_Records shown_:
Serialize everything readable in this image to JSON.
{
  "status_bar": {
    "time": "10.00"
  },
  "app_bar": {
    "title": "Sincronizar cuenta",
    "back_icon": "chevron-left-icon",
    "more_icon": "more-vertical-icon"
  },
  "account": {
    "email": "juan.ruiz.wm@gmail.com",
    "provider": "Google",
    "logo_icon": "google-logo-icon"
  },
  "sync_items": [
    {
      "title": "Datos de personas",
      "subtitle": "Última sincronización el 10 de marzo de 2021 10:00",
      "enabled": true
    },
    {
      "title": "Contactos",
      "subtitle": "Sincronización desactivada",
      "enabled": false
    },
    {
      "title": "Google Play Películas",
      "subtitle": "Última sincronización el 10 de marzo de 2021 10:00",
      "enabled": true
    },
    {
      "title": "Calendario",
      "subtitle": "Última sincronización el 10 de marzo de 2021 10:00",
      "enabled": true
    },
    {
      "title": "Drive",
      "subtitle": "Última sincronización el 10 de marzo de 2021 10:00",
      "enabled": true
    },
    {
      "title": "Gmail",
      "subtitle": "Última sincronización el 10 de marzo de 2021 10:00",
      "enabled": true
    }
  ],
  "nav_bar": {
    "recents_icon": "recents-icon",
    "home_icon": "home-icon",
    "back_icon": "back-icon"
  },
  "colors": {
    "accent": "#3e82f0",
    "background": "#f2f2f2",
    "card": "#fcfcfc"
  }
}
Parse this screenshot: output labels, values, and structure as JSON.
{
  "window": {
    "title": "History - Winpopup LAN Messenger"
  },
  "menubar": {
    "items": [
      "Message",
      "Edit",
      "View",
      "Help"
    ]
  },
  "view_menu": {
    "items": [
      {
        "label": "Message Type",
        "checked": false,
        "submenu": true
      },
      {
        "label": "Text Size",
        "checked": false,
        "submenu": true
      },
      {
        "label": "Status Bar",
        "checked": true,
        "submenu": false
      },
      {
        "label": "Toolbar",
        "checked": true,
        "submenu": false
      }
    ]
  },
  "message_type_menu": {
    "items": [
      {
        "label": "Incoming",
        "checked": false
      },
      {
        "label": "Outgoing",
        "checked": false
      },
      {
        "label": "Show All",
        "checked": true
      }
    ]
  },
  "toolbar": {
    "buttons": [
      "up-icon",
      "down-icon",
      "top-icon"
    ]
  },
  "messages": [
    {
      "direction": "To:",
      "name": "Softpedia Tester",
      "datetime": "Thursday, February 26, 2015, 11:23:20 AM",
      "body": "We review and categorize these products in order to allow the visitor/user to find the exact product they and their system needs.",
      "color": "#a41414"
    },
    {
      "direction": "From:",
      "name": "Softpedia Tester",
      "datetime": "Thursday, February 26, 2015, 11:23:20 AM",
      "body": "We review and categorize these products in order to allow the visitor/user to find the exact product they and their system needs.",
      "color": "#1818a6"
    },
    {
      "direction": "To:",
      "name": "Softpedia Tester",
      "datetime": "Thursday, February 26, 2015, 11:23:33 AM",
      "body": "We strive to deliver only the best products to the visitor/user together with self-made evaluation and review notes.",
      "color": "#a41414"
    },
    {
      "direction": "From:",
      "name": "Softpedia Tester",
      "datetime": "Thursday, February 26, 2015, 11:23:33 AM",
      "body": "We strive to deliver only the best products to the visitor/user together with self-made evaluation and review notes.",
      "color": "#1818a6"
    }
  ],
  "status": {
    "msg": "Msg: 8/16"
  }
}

_Instruction_: Print all of the entries again, exactly as written.

_Output for this task_:
Serialize everything readable in this image to JSON.
{
  "status_bar": {
    "time": "10.00"
  },
  "app_bar": {
    "title": "Sincronizar cuenta",
    "back_icon": "chevron-left-icon",
    "more_icon": "more-vertical-icon"
  },
  "account": {
    "email": "juan.ruiz.wm@gmail.com",
    "provider": "Google",
    "logo_icon": "google-logo-icon"
  },
  "sync_items": [
    {
      "title": "Datos de personas",
      "subtitle": "Última sincronización el 10 de marzo de 2021 10:00",
      "enabled": true
    },
    {
      "title": "Contactos",
      "subtitle": "Sincronización desactivada",
      "enabled": false
    },
    {
      "title": "Google Play Películas",
      "subtitle": "Última sincronización el 10 de marzo de 2021 10:00",
      "enabled": true
    },
    {
      "title": "Calendario",
      "subtitle": "Última sincronización el 10 de marzo de 2021 10:00",
      "enabled": true
    },
    {
      "title": "Drive",
      "subtitle": "Última sincronización el 10 de marzo de 2021 10:00",
      "enabled": true
    },
    {
      "title": "Gmail",
      "subtitle": "Última sincronización el 10 de marzo de 2021 10:00",
      "enabled": true
    }
  ],
  "nav_bar": {
    "recents_icon": "recents-icon",
    "home_icon": "home-icon",
    "back_icon": "back-icon"
  },
  "colors": {
    "accent": "#3e82f0",
    "background": "#f2f2f2",
    "card": "#fcfcfc"
  }
}
Parse this screenshot: output labels, values, and structure as JSON.
{
  "window": {
    "title": "History - Winpopup LAN Messenger"
  },
  "menubar": {
    "items": [
      "Message",
      "Edit",
      "View",
      "Help"
    ]
  },
  "view_menu": {
    "items": [
      {
        "label": "Message Type",
        "checked": false,
        "submenu": true
      },
      {
        "label": "Text Size",
        "checked": false,
        "submenu": true
      },
      {
        "label": "Status Bar",
        "checked": true,
        "submenu": false
      },
      {
        "label": "Toolbar",
        "checked": true,
        "submenu": false
      }
    ]
  },
  "message_type_menu": {
    "items": [
      {
        "label": "Incoming",
        "checked": false
      },
      {
        "label": "Outgoing",
        "checked": false
      },
      {
        "label": "Show All",
        "checked": true
      }
    ]
  },
  "toolbar": {
    "buttons": [
      "up-icon",
      "down-icon",
      "top-icon"
    ]
  },
  "messages": [
    {
      "direction": "To:",
      "name": "Softpedia Tester",
      "datetime": "Thursday, February 26, 2015, 11:23:20 AM",
      "body": "We review and categorize these products in order to allow the visitor/user to find the exact product they and their system needs.",
      "color": "#a41414"
    },
    {
      "direction": "From:",
      "name": "Softpedia Tester",
      "datetime": "Thursday, February 26, 2015, 11:23:20 AM",
      "body": "We review and categorize these products in order to allow the visitor/user to find the exact product they and their system needs.",
      "color": "#1818a6"
    },
    {
      "direction": "To:",
      "name": "Softpedia Tester",
      "datetime": "Thursday, February 26, 2015, 11:23:33 AM",
      "body": "We strive to deliver only the best products to the visitor/user together with self-made evaluation and review notes.",
      "color": "#a41414"
    },
    {
      "direction": "From:",
      "name": "Softpedia Tester",
      "datetime": "Thursday, February 26, 2015, 11:23:33 AM",
      "body": "We strive to deliver only the best products to the visitor/user together with self-made evaluation and review notes.",
      "color": "#1818a6"
    }
  ],
  "status": {
    "msg": "Msg: 8/16"
  }
}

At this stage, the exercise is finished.